*Job:* Copy every line of the records below without changing anything, and leave out the pictures.

** Start Dataset excerpts **

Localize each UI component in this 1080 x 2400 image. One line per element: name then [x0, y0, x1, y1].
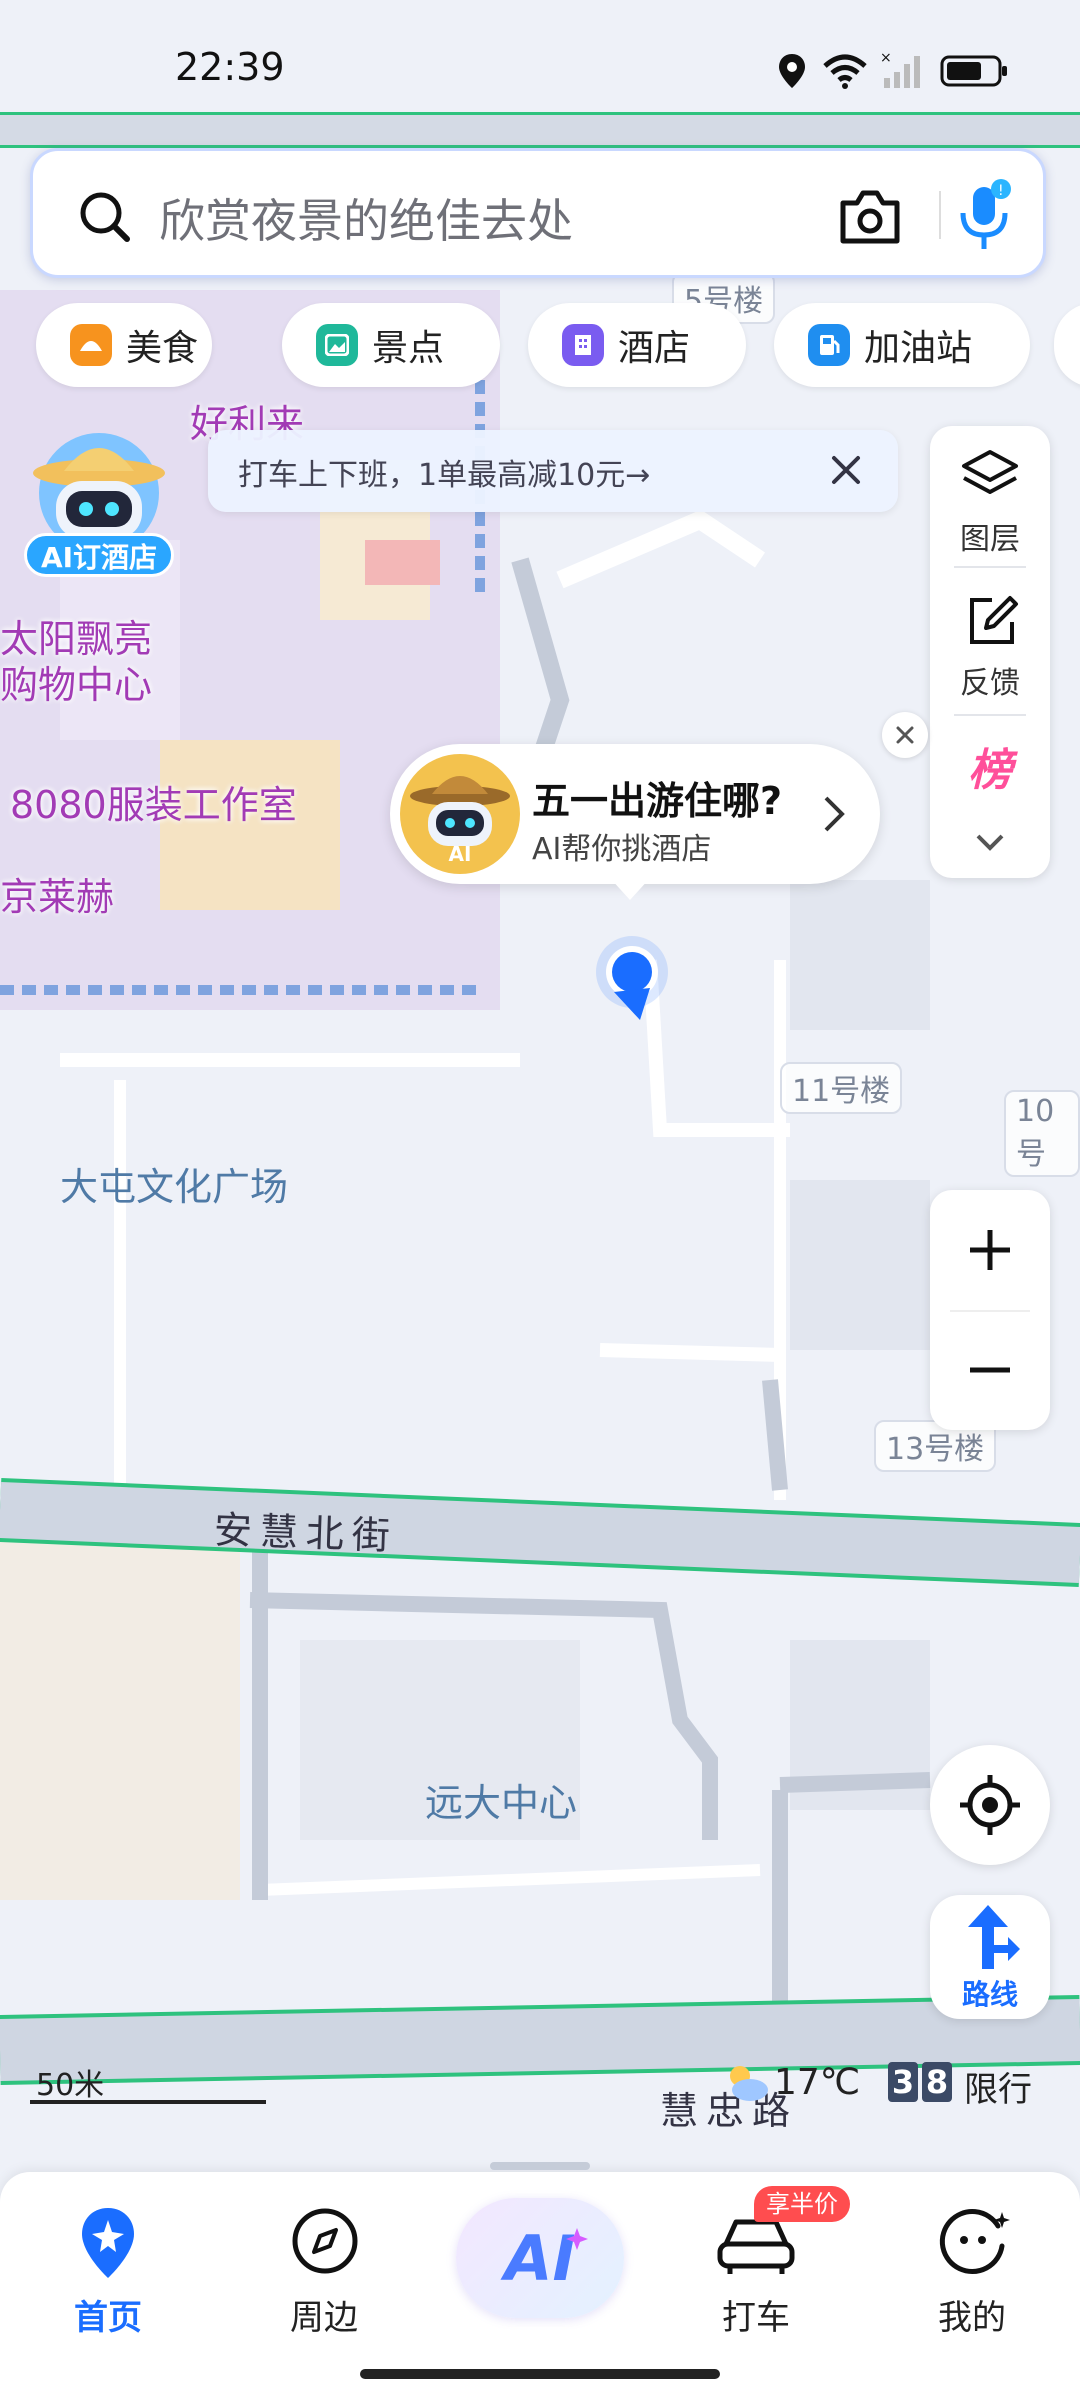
promo-banner[interactable]: 打车上下班，1单最高减10元→ [208, 430, 898, 512]
route-arrow-icon [968, 1905, 1020, 1969]
ai-avatar: AI [400, 754, 520, 874]
smiley-face-icon [939, 2209, 1010, 2274]
ai-bubble-title: 五一出游住哪? [532, 779, 783, 823]
food-icon [70, 324, 112, 366]
compass-icon [292, 2208, 358, 2274]
toolbar-divider [954, 714, 1026, 716]
traffic-limit-widget[interactable]: 3 8 限行 [888, 2058, 1068, 2110]
nav-ai-label: AI [504, 2222, 576, 2295]
map-scale-label: 50米 [36, 2068, 105, 2103]
signal-icon: × [880, 52, 920, 88]
toolbar-divider [954, 566, 1026, 568]
map-poi-jinglaihe[interactable]: 京莱赫 [0, 866, 114, 921]
taxi-discount-badge: 享半价 [754, 2186, 850, 2222]
nav-me-label: 我的 [938, 2298, 1006, 2338]
nav-taxi-label: 打车 [722, 2298, 790, 2338]
layers-label[interactable]: 图层 [930, 514, 1050, 558]
map-poi-studio[interactable]: 8080服装工作室 [10, 774, 297, 829]
map-building-10: 10号 [1004, 1090, 1080, 1177]
map-scale-bar [30, 2100, 266, 2104]
ai-avatar-badge: AI [448, 842, 472, 866]
nav-home-label: 首页 [74, 2298, 142, 2338]
search-input[interactable]: 欣赏夜景的绝佳去处 [159, 185, 573, 251]
gas-station-icon [808, 324, 850, 366]
scenery-icon [316, 324, 358, 366]
svg-text:!: ! [998, 183, 1004, 199]
feedback-label[interactable]: 反馈 [930, 658, 1050, 702]
ai-bubble-subtitle: AI帮你挑酒店 [532, 832, 712, 867]
map-area-center[interactable]: 远大中心 [425, 1772, 577, 1827]
nav-nearby[interactable]: 周边 [244, 2192, 404, 2342]
zoom-out-icon[interactable] [968, 1348, 1012, 1392]
camera-icon[interactable] [837, 187, 903, 245]
rank-badge[interactable]: 榜 [958, 734, 1022, 796]
zoom-in-icon[interactable] [968, 1228, 1012, 1272]
map-road-north: 安慧北街 [213, 1507, 399, 1559]
category-chip-hotel-label: 酒店 [618, 328, 691, 369]
ai-hotel-suggestion[interactable]: AI 五一出游住哪? AI帮你挑酒店 [390, 744, 880, 900]
map-poi-mall-line2[interactable]: 购物中心 [0, 654, 152, 709]
bubble-pointer [610, 878, 650, 900]
chevron-right-icon [824, 796, 845, 832]
home-pin-icon [82, 2208, 134, 2278]
chevron-down-icon[interactable] [974, 830, 1006, 854]
sparkle-icon [566, 2228, 588, 2250]
category-chip-food[interactable]: 美食 [36, 303, 212, 387]
category-chip-sights-label: 景点 [372, 328, 445, 369]
weather-temp: 17℃ [774, 2062, 861, 2103]
search-bar[interactable]: 欣赏夜景的绝佳去处 ! [30, 148, 1046, 278]
traffic-limit-digit-1: 3 [888, 2062, 918, 2102]
nav-nearby-label: 周边 [290, 2298, 358, 2338]
category-chip-more[interactable] [1054, 303, 1080, 387]
car-icon [717, 2219, 795, 2274]
nav-me[interactable]: 我的 [892, 2192, 1052, 2342]
close-icon[interactable] [826, 450, 866, 490]
route-button[interactable]: 路线 [930, 1895, 1050, 2019]
status-time: 22:39 [175, 45, 285, 89]
category-chips: 美食 景点 酒店 加油站 [0, 303, 1080, 391]
location-status-icon [779, 54, 805, 88]
status-bar: 22:39 × [0, 0, 1080, 130]
traffic-limit-digit-2: 8 [922, 2062, 952, 2102]
ai-hotel-badge-label: AI订酒店 [24, 533, 174, 577]
search-icon [80, 192, 130, 242]
map-scale: 50米 [30, 2060, 266, 2110]
category-chip-gas[interactable]: 加油站 [774, 303, 1030, 387]
map-area-plaza[interactable]: 大屯文化广场 [60, 1156, 288, 1211]
feedback-icon[interactable] [964, 594, 1020, 650]
hotel-icon [562, 324, 604, 366]
category-chip-gas-label: 加油站 [864, 328, 973, 369]
ai-hotel-badge[interactable]: AI订酒店 [24, 425, 174, 580]
traffic-limit-label: 限行 [964, 2070, 1032, 2110]
drag-handle[interactable] [490, 2162, 590, 2170]
locate-button[interactable] [930, 1745, 1050, 1865]
battery-icon [940, 55, 1007, 87]
search-divider [939, 191, 941, 239]
nav-ai[interactable]: AI [456, 2198, 624, 2318]
partly-cloudy-icon [730, 2066, 768, 2101]
layers-icon[interactable] [960, 448, 1020, 506]
route-button-label: 路线 [961, 1978, 1018, 2011]
zoom-control [930, 1190, 1050, 1430]
close-icon [896, 726, 914, 744]
map-building-11: 11号楼 [780, 1062, 903, 1114]
svg-text:×: × [880, 52, 892, 66]
home-indicator [360, 2369, 720, 2379]
wifi-icon [823, 54, 867, 89]
ai-bubble-close-button[interactable] [882, 712, 928, 758]
category-chip-hotel[interactable]: 酒店 [528, 303, 746, 387]
nav-home[interactable]: 首页 [28, 2192, 188, 2342]
locate-crosshair-icon [960, 1775, 1020, 1835]
category-chip-sights[interactable]: 景点 [282, 303, 500, 387]
zoom-divider [950, 1310, 1030, 1312]
bottom-nav: 首页 周边 AI 享半价 打车 我的 [0, 2162, 1080, 2400]
map-toolbar: 图层 反馈 榜 [930, 426, 1050, 878]
promo-banner-text: 打车上下班，1单最高减10元→ [238, 458, 651, 493]
category-chip-food-label: 美食 [126, 328, 199, 369]
voice-mic-icon[interactable]: ! [955, 179, 1017, 253]
nav-taxi[interactable]: 享半价 打车 [676, 2186, 850, 2342]
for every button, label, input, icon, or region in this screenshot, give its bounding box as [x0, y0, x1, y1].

** End Dataset excerpts **

*Exercise response:*
Localize each UI component in this 1080 x 2400 image. One line per element: name then [x0, y0, x1, y1].
promo-banner[interactable]: 打车上下班，1单最高减10元→ [208, 430, 898, 512]
route-arrow-icon [968, 1905, 1020, 1969]
ai-avatar: AI [400, 754, 520, 874]
smiley-face-icon [939, 2209, 1010, 2274]
ai-bubble-title: 五一出游住哪? [532, 779, 783, 823]
food-icon [70, 324, 112, 366]
compass-icon [292, 2208, 358, 2274]
toolbar-divider [954, 714, 1026, 716]
traffic-limit-widget[interactable]: 3 8 限行 [888, 2058, 1068, 2110]
nav-ai-label: AI [504, 2222, 576, 2295]
map-scale-label: 50米 [36, 2068, 105, 2103]
signal-icon: × [880, 52, 920, 88]
toolbar-divider [954, 566, 1026, 568]
map-poi-jinglaihe[interactable]: 京莱赫 [0, 866, 114, 921]
taxi-discount-badge: 享半价 [754, 2186, 850, 2222]
nav-me-label: 我的 [938, 2298, 1006, 2338]
nav-taxi-label: 打车 [722, 2298, 790, 2338]
layers-label[interactable]: 图层 [930, 514, 1050, 558]
map-poi-studio[interactable]: 8080服装工作室 [10, 774, 297, 829]
map-building-10: 10号 [1004, 1090, 1080, 1177]
map-scale-bar [30, 2100, 266, 2104]
ai-avatar-badge: AI [448, 842, 472, 866]
nav-home-label: 首页 [74, 2298, 142, 2338]
search-input[interactable]: 欣赏夜景的绝佳去处 [159, 185, 573, 251]
gas-station-icon [808, 324, 850, 366]
scenery-icon [316, 324, 358, 366]
svg-text:!: ! [998, 183, 1004, 199]
feedback-label[interactable]: 反馈 [930, 658, 1050, 702]
ai-bubble-subtitle: AI帮你挑酒店 [532, 832, 712, 867]
map-area-center[interactable]: 远大中心 [425, 1772, 577, 1827]
nav-nearby[interactable]: 周边 [244, 2192, 404, 2342]
zoom-out-icon[interactable] [968, 1348, 1012, 1392]
camera-icon[interactable] [837, 187, 903, 245]
rank-badge[interactable]: 榜 [958, 734, 1022, 796]
zoom-in-icon[interactable] [968, 1228, 1012, 1272]
map-road-north: 安慧北街 [213, 1507, 399, 1559]
category-chip-hotel-label: 酒店 [618, 328, 691, 369]
ai-hotel-suggestion[interactable]: AI 五一出游住哪? AI帮你挑酒店 [390, 744, 880, 900]
map-poi-mall-line2[interactable]: 购物中心 [0, 654, 152, 709]
bubble-pointer [610, 878, 650, 900]
chevron-right-icon [824, 796, 845, 832]
home-pin-icon [82, 2208, 134, 2278]
chevron-down-icon[interactable] [974, 830, 1006, 854]
sparkle-icon [566, 2228, 588, 2250]
category-chip-food[interactable]: 美食 [36, 303, 212, 387]
category-chip-sights-label: 景点 [372, 328, 445, 369]
weather-temp: 17℃ [774, 2062, 861, 2103]
search-bar[interactable]: 欣赏夜景的绝佳去处 ! [30, 148, 1046, 278]
traffic-limit-digit-1: 3 [888, 2062, 918, 2102]
nav-nearby-label: 周边 [290, 2298, 358, 2338]
category-chip-more[interactable] [1054, 303, 1080, 387]
car-icon [717, 2219, 795, 2274]
nav-me[interactable]: 我的 [892, 2192, 1052, 2342]
close-icon[interactable] [826, 450, 866, 490]
route-button[interactable]: 路线 [930, 1895, 1050, 2019]
status-time: 22:39 [175, 45, 285, 89]
category-chips: 美食 景点 酒店 加油站 [0, 303, 1080, 391]
location-status-icon [779, 54, 805, 88]
status-bar: 22:39 × [0, 0, 1080, 130]
traffic-limit-digit-2: 8 [922, 2062, 952, 2102]
ai-hotel-badge-label: AI订酒店 [24, 533, 174, 577]
search-icon [80, 192, 130, 242]
map-scale: 50米 [30, 2060, 266, 2110]
category-chip-gas[interactable]: 加油站 [774, 303, 1030, 387]
map-area-plaza[interactable]: 大屯文化广场 [60, 1156, 288, 1211]
feedback-icon[interactable] [964, 594, 1020, 650]
hotel-icon [562, 324, 604, 366]
category-chip-gas-label: 加油站 [864, 328, 973, 369]
ai-hotel-badge[interactable]: AI订酒店 [24, 425, 174, 580]
traffic-limit-label: 限行 [964, 2070, 1032, 2110]
drag-handle[interactable] [490, 2162, 590, 2170]
locate-button[interactable] [930, 1745, 1050, 1865]
battery-icon [940, 55, 1007, 87]
search-divider [939, 191, 941, 239]
nav-ai[interactable]: AI [456, 2198, 624, 2318]
partly-cloudy-icon [730, 2066, 768, 2101]
layers-icon[interactable] [960, 448, 1020, 506]
route-button-label: 路线 [961, 1978, 1018, 2011]
zoom-control [930, 1190, 1050, 1430]
close-icon [896, 726, 914, 744]
map-building-11: 11号楼 [780, 1062, 903, 1114]
svg-text:×: × [880, 52, 892, 66]
home-indicator [360, 2369, 720, 2379]
wifi-icon [823, 54, 867, 89]
ai-bubble-close-button[interactable] [882, 712, 928, 758]
category-chip-hotel[interactable]: 酒店 [528, 303, 746, 387]
nav-home[interactable]: 首页 [28, 2192, 188, 2342]
locate-crosshair-icon [960, 1775, 1020, 1835]
category-chip-sights[interactable]: 景点 [282, 303, 500, 387]
zoom-divider [950, 1310, 1030, 1312]
bottom-nav: 首页 周边 AI 享半价 打车 我的 [0, 2162, 1080, 2400]
map-toolbar: 图层 反馈 榜 [930, 426, 1050, 878]
promo-banner-text: 打车上下班，1单最高减10元→ [238, 458, 651, 493]
category-chip-food-label: 美食 [126, 328, 199, 369]
voice-mic-icon[interactable]: ! [955, 179, 1017, 253]
nav-taxi[interactable]: 享半价 打车 [676, 2186, 850, 2342]
for every button, label, input, icon, or region in this screenshot, give its bounding box as [x0, y0, x1, y1].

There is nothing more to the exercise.